#### [Tasks to complete]
1. In the engine start control text, which Japanese patent application is the present application based on?
2. Proceed with the text on engine start control, picking up after its final sentence.

The present invention is not limited to the above embodiment, and can be appropriately modified and implemented without departing from the spirit of the present invention.
For example, the start control is applied during the start when the ignition switch 80 is turned ON by the driver. However, in a case where the engine 10 has an idle stop function, the engine 10 may be applied during restart when an idle stop is released (for example, an accelerator operation is performed).
In addition, the engine 10 is not limited to a diesel engine, and other engines such as a gasoline engine can be widely applied.
The present application is based on Japanese Patent Application No. 2017-092215 filed on May 8, 2017, contents of which are incorporated herein as reference.

INDUSTRIAL APPLICABILITY

The present disclosure has an effect of reducing an uncomfortable feeling of a driver while effectively preventing sliding elements from being damaged due to insufficient lubricating oil when engine is started, and is useful in that a vehicle that can provide a comfortable engine start feeling while extending a life of the engine is realized.

REFERENCE SIGNS LIST

10 engine
11 engine main body portion
17 crankshaft
18 flywheel
20 fuel injection device
27 injector
30 lubricating oil supply device
32 oil pump
50 turbocharger
60 starter unit
61 ring gear
62 pinion gear
63 starter motor
70 water temperature sensor
80 ignition switch
100 ECU
110 low temperature start determination unit
120 engine start control unit

Claims

1. A start control device for an engine, the engine including a starter motor capable of transmitting a rotational force to a crankshaft, the start control device comprising:

determination means that determines whether the engine is in a predetermined low temperature starting state when the engine is started; and

start control means that causes, when the determination means determines that the engine is in the low temperature starting state, the engine to be cranked for a preset threshold time by transmitting the rotational force from the starter motor to the crankshaft in a state where fuel injection to the engine is suspended, and starts the fuel injection to the engine when the threshold time elapses after the cranking is started.

#### [Stored data]
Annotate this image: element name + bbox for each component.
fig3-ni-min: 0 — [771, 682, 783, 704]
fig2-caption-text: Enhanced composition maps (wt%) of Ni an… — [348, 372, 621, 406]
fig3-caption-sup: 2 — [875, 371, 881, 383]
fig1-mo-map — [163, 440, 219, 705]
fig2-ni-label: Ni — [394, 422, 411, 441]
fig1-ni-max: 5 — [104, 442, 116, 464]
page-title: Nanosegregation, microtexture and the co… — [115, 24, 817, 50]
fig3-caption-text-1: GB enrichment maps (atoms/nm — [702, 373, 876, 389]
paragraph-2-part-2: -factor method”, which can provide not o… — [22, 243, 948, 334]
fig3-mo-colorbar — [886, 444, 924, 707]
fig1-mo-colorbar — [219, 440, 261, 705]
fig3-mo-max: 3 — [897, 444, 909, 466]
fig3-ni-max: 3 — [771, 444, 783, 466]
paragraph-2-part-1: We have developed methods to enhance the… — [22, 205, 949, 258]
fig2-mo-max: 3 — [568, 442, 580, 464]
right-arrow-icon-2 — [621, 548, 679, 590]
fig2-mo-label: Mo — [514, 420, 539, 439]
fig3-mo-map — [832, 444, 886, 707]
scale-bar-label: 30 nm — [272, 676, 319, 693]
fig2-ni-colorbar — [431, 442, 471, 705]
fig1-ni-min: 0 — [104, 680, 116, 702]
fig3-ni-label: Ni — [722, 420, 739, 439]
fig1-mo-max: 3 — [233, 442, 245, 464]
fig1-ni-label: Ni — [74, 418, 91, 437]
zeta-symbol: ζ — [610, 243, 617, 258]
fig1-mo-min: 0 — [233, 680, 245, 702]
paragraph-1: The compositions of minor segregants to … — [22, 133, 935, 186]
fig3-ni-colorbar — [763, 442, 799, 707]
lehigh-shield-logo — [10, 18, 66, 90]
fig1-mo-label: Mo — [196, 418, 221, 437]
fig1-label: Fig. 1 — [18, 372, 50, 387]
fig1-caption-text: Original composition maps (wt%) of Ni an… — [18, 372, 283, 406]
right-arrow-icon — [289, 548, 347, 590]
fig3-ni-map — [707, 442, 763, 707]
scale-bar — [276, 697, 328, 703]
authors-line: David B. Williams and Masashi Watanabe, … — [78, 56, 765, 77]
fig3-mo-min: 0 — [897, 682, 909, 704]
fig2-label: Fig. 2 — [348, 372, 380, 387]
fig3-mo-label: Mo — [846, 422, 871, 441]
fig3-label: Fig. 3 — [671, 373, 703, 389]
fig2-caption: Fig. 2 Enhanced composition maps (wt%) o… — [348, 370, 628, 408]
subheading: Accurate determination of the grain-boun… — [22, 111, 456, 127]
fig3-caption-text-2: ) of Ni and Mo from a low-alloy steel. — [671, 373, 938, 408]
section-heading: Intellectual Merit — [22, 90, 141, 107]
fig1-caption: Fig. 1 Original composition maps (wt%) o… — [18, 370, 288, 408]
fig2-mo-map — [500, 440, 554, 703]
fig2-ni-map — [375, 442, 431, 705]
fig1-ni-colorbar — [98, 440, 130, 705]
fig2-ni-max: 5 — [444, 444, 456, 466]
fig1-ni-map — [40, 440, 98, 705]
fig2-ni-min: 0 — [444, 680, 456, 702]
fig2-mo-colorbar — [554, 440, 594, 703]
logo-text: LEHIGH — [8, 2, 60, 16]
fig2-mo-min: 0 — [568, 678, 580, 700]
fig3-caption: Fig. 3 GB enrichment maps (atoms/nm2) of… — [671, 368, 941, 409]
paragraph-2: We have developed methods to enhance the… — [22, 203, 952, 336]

#### [Expected outputs]
1. Japanese Patent Application No. 2017-092215, filed on May 8, 2017.

2.
2. The start control device for the engine according to claim 1,

wherein the determination means determines, when the engine is started, that the engine is in the low temperature starting state in a case where a coolant water temperature of the engine is equal to or lower than a predetermined low temperature threshold.

3. The start control device for the engine according to claim 1,

wherein the threshold time is set to a relatively short time.

4. A start control method for an engine, the engine including a starter motor capable of transmitting a rotational force to a crankshaft, the start control method comprising:

determining whether the engine is in a predetermined low temperature starting state when the engine is started;

causing, in response to a determination that the engine is in the low temperature starting state, the engine to be cranked for a preset threshold time by transmitting the rotational force from the starter motor to the crankshaft in a state where fuel injection to the engine is suspended;

determining whether the threshold time elapses after the cranking is stared; and

starting the fuel injection to the engine in response to a determination that the threshold time elapses after the cranking is started.